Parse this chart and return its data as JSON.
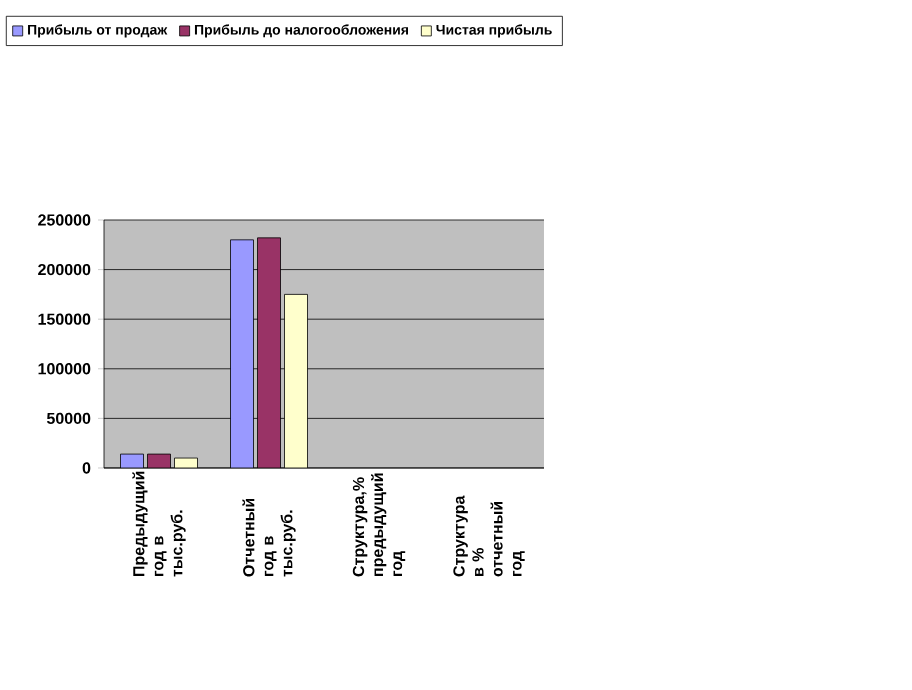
{
  "chart_data": {
    "type": "bar",
    "categories": [
      "Предыдущий год в тыс.руб.",
      "Отчетный год в тыс.руб.",
      "Структура,% предыдущий год",
      "Структура в % отчетный год"
    ],
    "series": [
      {
        "name": "Прибыль от продаж",
        "color": "#9999ff",
        "values": [
          14000,
          230000,
          null,
          null
        ]
      },
      {
        "name": "Прибыль до налогообложения",
        "color": "#993366",
        "values": [
          14000,
          232000,
          null,
          null
        ]
      },
      {
        "name": "Чистая прибыль",
        "color": "#ffffcc",
        "values": [
          10000,
          175000,
          null,
          null
        ]
      }
    ],
    "ylim": [
      0,
      250000
    ],
    "yticks": [
      0,
      50000,
      100000,
      150000,
      200000,
      250000
    ],
    "grid": "y",
    "legend": "top"
  }
}
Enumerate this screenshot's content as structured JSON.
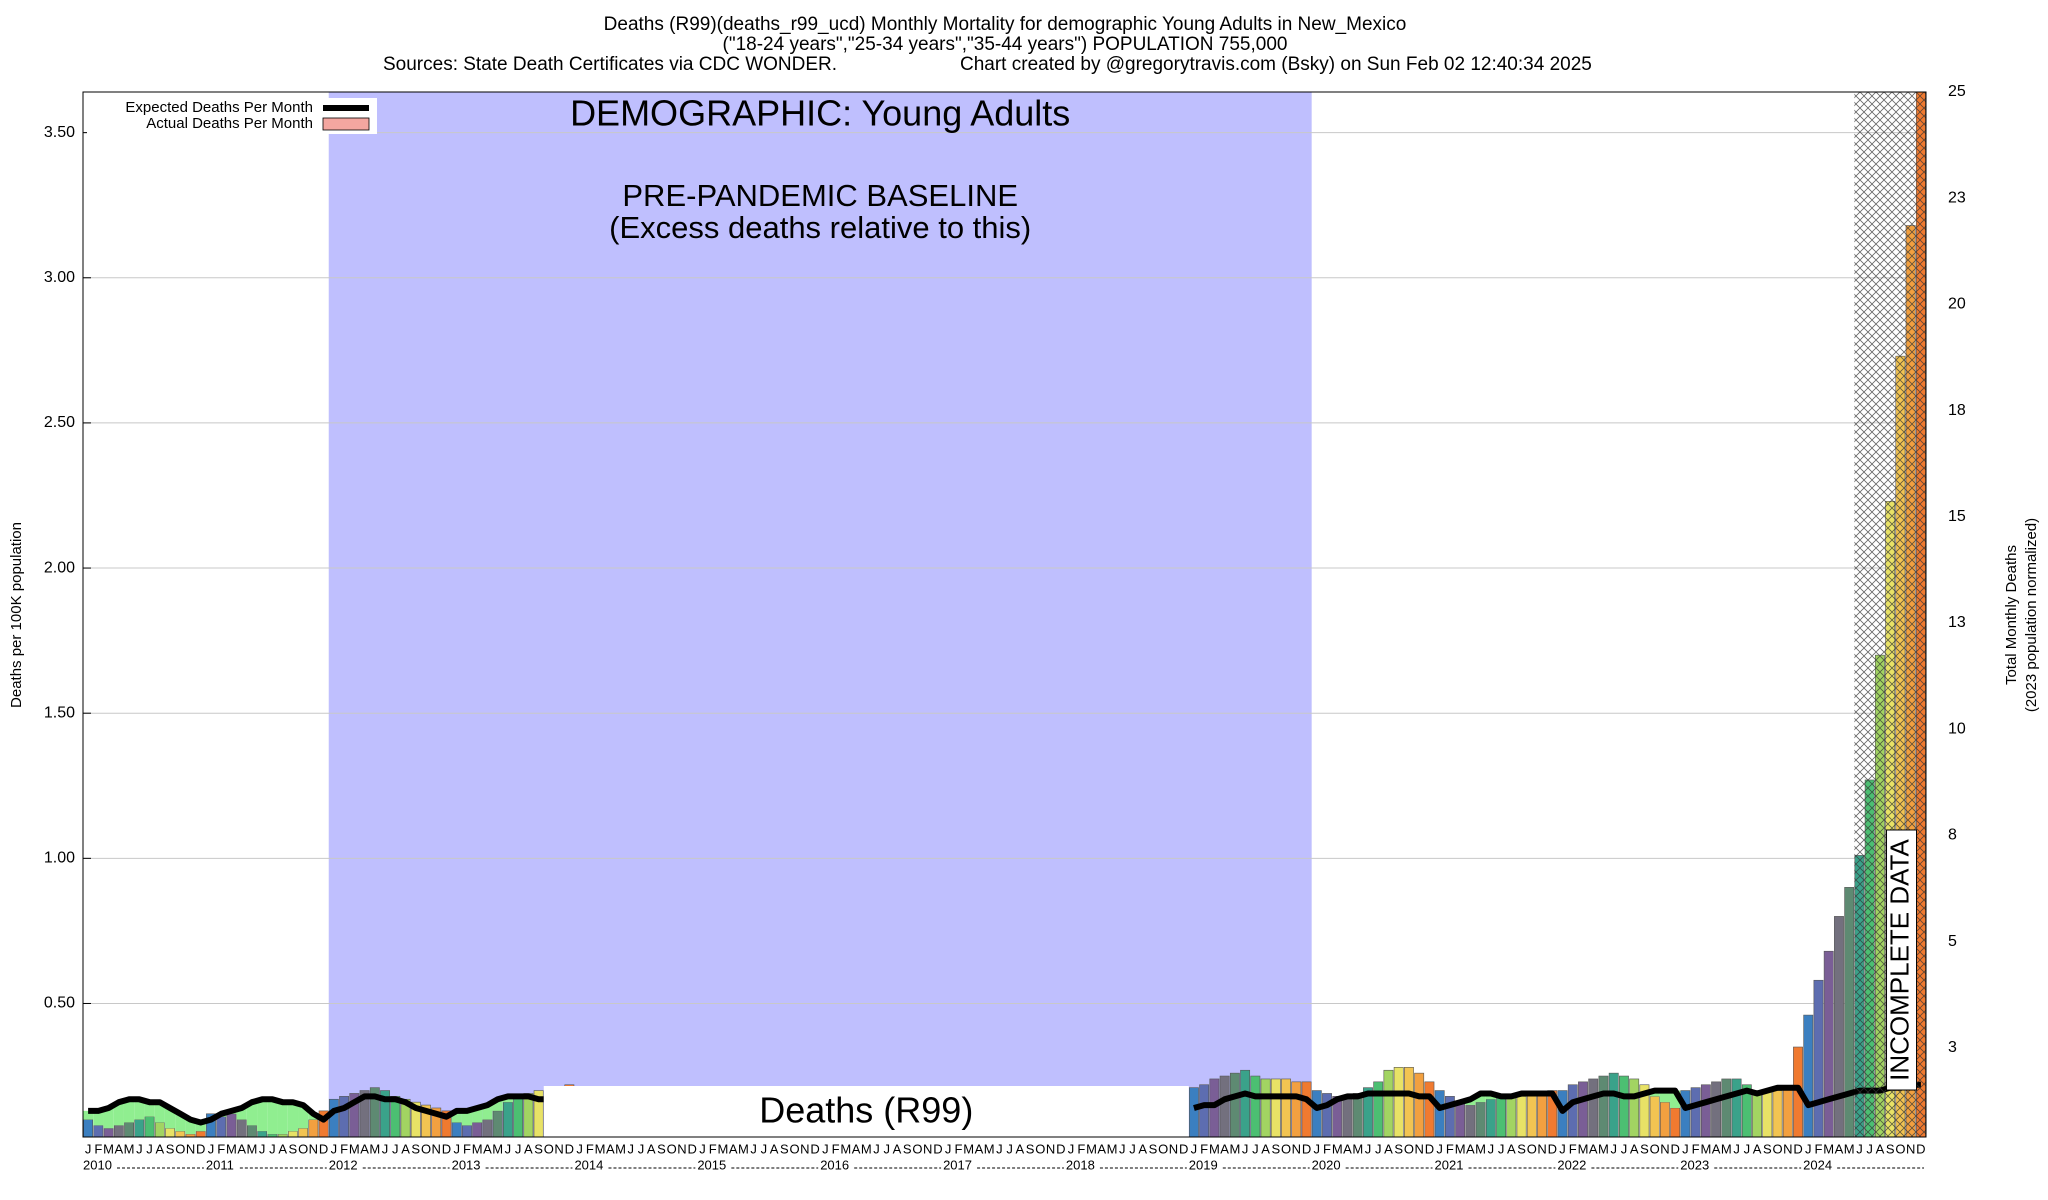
{
  "chart_data": {
    "type": "bar",
    "title": "Deaths (R99)(deaths_r99_ucd) Monthly Mortality for demographic Young Adults in New_Mexico",
    "subtitle": "(\"18-24 years\",\"25-34 years\",\"35-44 years\") POPULATION 755,000",
    "sources": "Sources: State Death Certificates via CDC WONDER.",
    "credit": "Chart created by @gregorytravis.com (Bsky) on Sun Feb 02 12:40:34 2025",
    "ylabel": "Deaths per 100K population",
    "y2label": [
      "Total Monthly Deaths",
      "(2023 population normalized)"
    ],
    "annotations": [
      "DEMOGRAPHIC: Young Adults",
      "PRE-PANDEMIC BASELINE",
      "(Excess deaths relative to this)",
      "Deaths (R99)",
      "INCOMPLETE DATA"
    ],
    "years": [
      2010,
      2011,
      2012,
      2013,
      2014,
      2015,
      2016,
      2017,
      2018,
      2019,
      2020,
      2021,
      2022,
      2023,
      2024
    ],
    "month_labels": [
      "J",
      "F",
      "M",
      "A",
      "M",
      "J",
      "J",
      "A",
      "S",
      "O",
      "N",
      "D"
    ],
    "month_colors": [
      "#3b7fc0",
      "#5d6db0",
      "#7a5e96",
      "#73707e",
      "#5e8a72",
      "#3aa28a",
      "#4cbf72",
      "#a2d462",
      "#e8e266",
      "#f2c452",
      "#f2a040",
      "#f07a30"
    ],
    "deficit_color": "#90ee90",
    "baseline_color": "#bfbffe",
    "series": [
      {
        "name": "Expected Deaths Per Month",
        "color": "#000000",
        "values": [
          0.13,
          0.13,
          0.14,
          0.16,
          0.17,
          0.17,
          0.16,
          0.16,
          0.14,
          0.12,
          0.1,
          0.09,
          0.1,
          0.12,
          0.13,
          0.14,
          0.16,
          0.17,
          0.17,
          0.16,
          0.16,
          0.15,
          0.12,
          0.1,
          0.13,
          0.14,
          0.16,
          0.18,
          0.18,
          0.17,
          0.17,
          0.16,
          0.14,
          0.13,
          0.12,
          0.11,
          0.13,
          0.13,
          0.14,
          0.15,
          0.17,
          0.18,
          0.18,
          0.18,
          0.17,
          0.17,
          0.16,
          0.15,
          null,
          null,
          null,
          null,
          null,
          null,
          null,
          null,
          null,
          null,
          null,
          null,
          null,
          null,
          null,
          null,
          null,
          null,
          null,
          null,
          null,
          null,
          null,
          null,
          null,
          null,
          null,
          null,
          null,
          null,
          null,
          null,
          null,
          null,
          null,
          null,
          null,
          null,
          null,
          null,
          null,
          null,
          null,
          null,
          null,
          null,
          null,
          null,
          null,
          null,
          null,
          null,
          null,
          null,
          null,
          null,
          null,
          null,
          null,
          null,
          0.14,
          0.15,
          0.15,
          0.17,
          0.18,
          0.19,
          0.18,
          0.18,
          0.18,
          0.18,
          0.18,
          0.17,
          0.14,
          0.15,
          0.17,
          0.18,
          0.18,
          0.19,
          0.19,
          0.19,
          0.19,
          0.19,
          0.18,
          0.18,
          0.14,
          0.15,
          0.16,
          0.17,
          0.19,
          0.19,
          0.18,
          0.18,
          0.19,
          0.19,
          0.19,
          0.19,
          0.13,
          0.16,
          0.17,
          0.18,
          0.19,
          0.19,
          0.18,
          0.18,
          0.19,
          0.2,
          0.2,
          0.2,
          0.14,
          0.15,
          0.16,
          0.17,
          0.18,
          0.19,
          0.2,
          0.19,
          0.2,
          0.21,
          0.21,
          0.21,
          0.15,
          0.16,
          0.17,
          0.18,
          0.19,
          0.2,
          0.2,
          0.2,
          0.21,
          0.21,
          0.22,
          0.22
        ]
      },
      {
        "name": "Actual Deaths Per Month",
        "color": "#f4a6a0",
        "values": [
          0.1,
          0.08,
          0.07,
          0.08,
          0.09,
          0.1,
          0.11,
          0.09,
          0.07,
          0.06,
          0.05,
          0.06,
          0.12,
          0.11,
          0.12,
          0.1,
          0.08,
          0.06,
          0.05,
          0.05,
          0.06,
          0.07,
          0.1,
          0.13,
          0.17,
          0.18,
          0.19,
          0.2,
          0.21,
          0.2,
          0.18,
          0.17,
          0.16,
          0.15,
          0.14,
          0.13,
          0.09,
          0.08,
          0.09,
          0.1,
          0.13,
          0.16,
          0.18,
          0.19,
          0.2,
          0.2,
          0.21,
          0.22,
          null,
          null,
          null,
          null,
          null,
          null,
          null,
          null,
          null,
          null,
          null,
          null,
          null,
          null,
          null,
          null,
          null,
          null,
          null,
          null,
          null,
          null,
          null,
          null,
          null,
          null,
          null,
          null,
          null,
          null,
          null,
          null,
          null,
          null,
          null,
          null,
          null,
          null,
          null,
          null,
          null,
          null,
          null,
          null,
          null,
          null,
          null,
          null,
          null,
          null,
          null,
          null,
          null,
          null,
          null,
          null,
          null,
          null,
          null,
          null,
          0.21,
          0.22,
          0.24,
          0.25,
          0.26,
          0.27,
          0.25,
          0.24,
          0.24,
          0.24,
          0.23,
          0.23,
          0.2,
          0.19,
          0.18,
          0.17,
          0.19,
          0.21,
          0.23,
          0.27,
          0.28,
          0.28,
          0.26,
          0.23,
          0.2,
          0.18,
          0.16,
          0.15,
          0.16,
          0.17,
          0.18,
          0.18,
          0.18,
          0.19,
          0.19,
          0.2,
          0.2,
          0.22,
          0.23,
          0.24,
          0.25,
          0.26,
          0.25,
          0.24,
          0.22,
          0.18,
          0.16,
          0.14,
          0.2,
          0.21,
          0.22,
          0.23,
          0.24,
          0.24,
          0.22,
          0.2,
          0.2,
          0.2,
          0.21,
          0.35,
          0.46,
          0.58,
          0.68,
          0.8,
          0.9,
          1.01,
          1.27,
          1.7,
          2.23,
          2.73,
          3.18,
          3.64
        ]
      }
    ],
    "ylim": [
      0.04,
      3.64
    ],
    "yticks": [
      {
        "value": 0.5,
        "label": "0.50"
      },
      {
        "value": 1.0,
        "label": "1.00"
      },
      {
        "value": 1.5,
        "label": "1.50"
      },
      {
        "value": 2.0,
        "label": "2.00"
      },
      {
        "value": 2.5,
        "label": "2.50"
      },
      {
        "value": 3.0,
        "label": "3.00"
      },
      {
        "value": 3.5,
        "label": "3.50"
      }
    ],
    "y2lim": [
      0.4,
      25
    ],
    "y2ticks": [
      {
        "value": 2.5,
        "label": "3"
      },
      5,
      {
        "value": 7.5,
        "label": "8"
      },
      10,
      {
        "value": 12.5,
        "label": "13"
      },
      15,
      {
        "value": 17.5,
        "label": "18"
      },
      20,
      {
        "value": 22.5,
        "label": "23"
      },
      25
    ],
    "grid": true
  }
}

----------

- Given task -
Make a word-for-word copy of the entries, without any pictures.

- Answer for the task -
Parse this chart and return its data as JSON.
{
  "chart_data": {
    "type": "bar",
    "categories": [
      "Предыдущий год в тыс.руб.",
      "Отчетный год в тыс.руб.",
      "Структура,% предыдущий год",
      "Структура в % отчетный год"
    ],
    "series": [
      {
        "name": "Прибыль от продаж",
        "color": "#9999ff",
        "values": [
          14000,
          230000,
          null,
          null
        ]
      },
      {
        "name": "Прибыль до налогообложения",
        "color": "#993366",
        "values": [
          14000,
          232000,
          null,
          null
        ]
      },
      {
        "name": "Чистая прибыль",
        "color": "#ffffcc",
        "values": [
          10000,
          175000,
          null,
          null
        ]
      }
    ],
    "ylim": [
      0,
      250000
    ],
    "yticks": [
      0,
      50000,
      100000,
      150000,
      200000,
      250000
    ],
    "grid": "y",
    "legend": "top"
  }
}
Enumerate this screenshot's content as structured JSON.
{
  "chart_data": {
    "type": "bar",
    "title": "Deaths (R99)(deaths_r99_ucd) Monthly Mortality for demographic Young Adults in New_Mexico",
    "subtitle": "(\"18-24 years\",\"25-34 years\",\"35-44 years\") POPULATION 755,000",
    "sources": "Sources: State Death Certificates via CDC WONDER.",
    "credit": "Chart created by @gregorytravis.com (Bsky) on Sun Feb 02 12:40:34 2025",
    "ylabel": "Deaths per 100K population",
    "y2label": [
      "Total Monthly Deaths",
      "(2023 population normalized)"
    ],
    "annotations": [
      "DEMOGRAPHIC: Young Adults",
      "PRE-PANDEMIC BASELINE",
      "(Excess deaths relative to this)",
      "Deaths (R99)",
      "INCOMPLETE DATA"
    ],
    "years": [
      2010,
      2011,
      2012,
      2013,
      2014,
      2015,
      2016,
      2017,
      2018,
      2019,
      2020,
      2021,
      2022,
      2023,
      2024
    ],
    "month_labels": [
      "J",
      "F",
      "M",
      "A",
      "M",
      "J",
      "J",
      "A",
      "S",
      "O",
      "N",
      "D"
    ],
    "month_colors": [
      "#3b7fc0",
      "#5d6db0",
      "#7a5e96",
      "#73707e",
      "#5e8a72",
      "#3aa28a",
      "#4cbf72",
      "#a2d462",
      "#e8e266",
      "#f2c452",
      "#f2a040",
      "#f07a30"
    ],
    "deficit_color": "#90ee90",
    "baseline_color": "#bfbffe",
    "series": [
      {
        "name": "Expected Deaths Per Month",
        "color": "#000000",
        "values": [
          0.13,
          0.13,
          0.14,
          0.16,
          0.17,
          0.17,
          0.16,
          0.16,
          0.14,
          0.12,
          0.1,
          0.09,
          0.1,
          0.12,
          0.13,
          0.14,
          0.16,
          0.17,
          0.17,
          0.16,
          0.16,
          0.15,
          0.12,
          0.1,
          0.13,
          0.14,
          0.16,
          0.18,
          0.18,
          0.17,
          0.17,
          0.16,
          0.14,
          0.13,
          0.12,
          0.11,
          0.13,
          0.13,
          0.14,
          0.15,
          0.17,
          0.18,
          0.18,
          0.18,
          0.17,
          0.17,
          0.16,
          0.15,
          null,
          null,
          null,
          null,
          null,
          null,
          null,
          null,
          null,
          null,
          null,
          null,
          null,
          null,
          null,
          null,
          null,
          null,
          null,
          null,
          null,
          null,
          null,
          null,
          null,
          null,
          null,
          null,
          null,
          null,
          null,
          null,
          null,
          null,
          null,
          null,
          null,
          null,
          null,
          null,
          null,
          null,
          null,
          null,
          null,
          null,
          null,
          null,
          null,
          null,
          null,
          null,
          null,
          null,
          null,
          null,
          null,
          null,
          null,
          null,
          0.14,
          0.15,
          0.15,
          0.17,
          0.18,
          0.19,
          0.18,
          0.18,
          0.18,
          0.18,
          0.18,
          0.17,
          0.14,
          0.15,
          0.17,
          0.18,
          0.18,
          0.19,
          0.19,
          0.19,
          0.19,
          0.19,
          0.18,
          0.18,
          0.14,
          0.15,
          0.16,
          0.17,
          0.19,
          0.19,
          0.18,
          0.18,
          0.19,
          0.19,
          0.19,
          0.19,
          0.13,
          0.16,
          0.17,
          0.18,
          0.19,
          0.19,
          0.18,
          0.18,
          0.19,
          0.2,
          0.2,
          0.2,
          0.14,
          0.15,
          0.16,
          0.17,
          0.18,
          0.19,
          0.2,
          0.19,
          0.2,
          0.21,
          0.21,
          0.21,
          0.15,
          0.16,
          0.17,
          0.18,
          0.19,
          0.2,
          0.2,
          0.2,
          0.21,
          0.21,
          0.22,
          0.22
        ]
      },
      {
        "name": "Actual Deaths Per Month",
        "color": "#f4a6a0",
        "values": [
          0.1,
          0.08,
          0.07,
          0.08,
          0.09,
          0.1,
          0.11,
          0.09,
          0.07,
          0.06,
          0.05,
          0.06,
          0.12,
          0.11,
          0.12,
          0.1,
          0.08,
          0.06,
          0.05,
          0.05,
          0.06,
          0.07,
          0.1,
          0.13,
          0.17,
          0.18,
          0.19,
          0.2,
          0.21,
          0.2,
          0.18,
          0.17,
          0.16,
          0.15,
          0.14,
          0.13,
          0.09,
          0.08,
          0.09,
          0.1,
          0.13,
          0.16,
          0.18,
          0.19,
          0.2,
          0.2,
          0.21,
          0.22,
          null,
          null,
          null,
          null,
          null,
          null,
          null,
          null,
          null,
          null,
          null,
          null,
          null,
          null,
          null,
          null,
          null,
          null,
          null,
          null,
          null,
          null,
          null,
          null,
          null,
          null,
          null,
          null,
          null,
          null,
          null,
          null,
          null,
          null,
          null,
          null,
          null,
          null,
          null,
          null,
          null,
          null,
          null,
          null,
          null,
          null,
          null,
          null,
          null,
          null,
          null,
          null,
          null,
          null,
          null,
          null,
          null,
          null,
          null,
          null,
          0.21,
          0.22,
          0.24,
          0.25,
          0.26,
          0.27,
          0.25,
          0.24,
          0.24,
          0.24,
          0.23,
          0.23,
          0.2,
          0.19,
          0.18,
          0.17,
          0.19,
          0.21,
          0.23,
          0.27,
          0.28,
          0.28,
          0.26,
          0.23,
          0.2,
          0.18,
          0.16,
          0.15,
          0.16,
          0.17,
          0.18,
          0.18,
          0.18,
          0.19,
          0.19,
          0.2,
          0.2,
          0.22,
          0.23,
          0.24,
          0.25,
          0.26,
          0.25,
          0.24,
          0.22,
          0.18,
          0.16,
          0.14,
          0.2,
          0.21,
          0.22,
          0.23,
          0.24,
          0.24,
          0.22,
          0.2,
          0.2,
          0.2,
          0.21,
          0.35,
          0.46,
          0.58,
          0.68,
          0.8,
          0.9,
          1.01,
          1.27,
          1.7,
          2.23,
          2.73,
          3.18,
          3.64
        ]
      }
    ],
    "ylim": [
      0.04,
      3.64
    ],
    "yticks": [
      {
        "value": 0.5,
        "label": "0.50"
      },
      {
        "value": 1.0,
        "label": "1.00"
      },
      {
        "value": 1.5,
        "label": "1.50"
      },
      {
        "value": 2.0,
        "label": "2.00"
      },
      {
        "value": 2.5,
        "label": "2.50"
      },
      {
        "value": 3.0,
        "label": "3.00"
      },
      {
        "value": 3.5,
        "label": "3.50"
      }
    ],
    "y2lim": [
      0.4,
      25
    ],
    "y2ticks": [
      {
        "value": 2.5,
        "label": "3"
      },
      5,
      {
        "value": 7.5,
        "label": "8"
      },
      10,
      {
        "value": 12.5,
        "label": "13"
      },
      15,
      {
        "value": 17.5,
        "label": "18"
      },
      20,
      {
        "value": 22.5,
        "label": "23"
      },
      25
    ],
    "grid": true
  }
}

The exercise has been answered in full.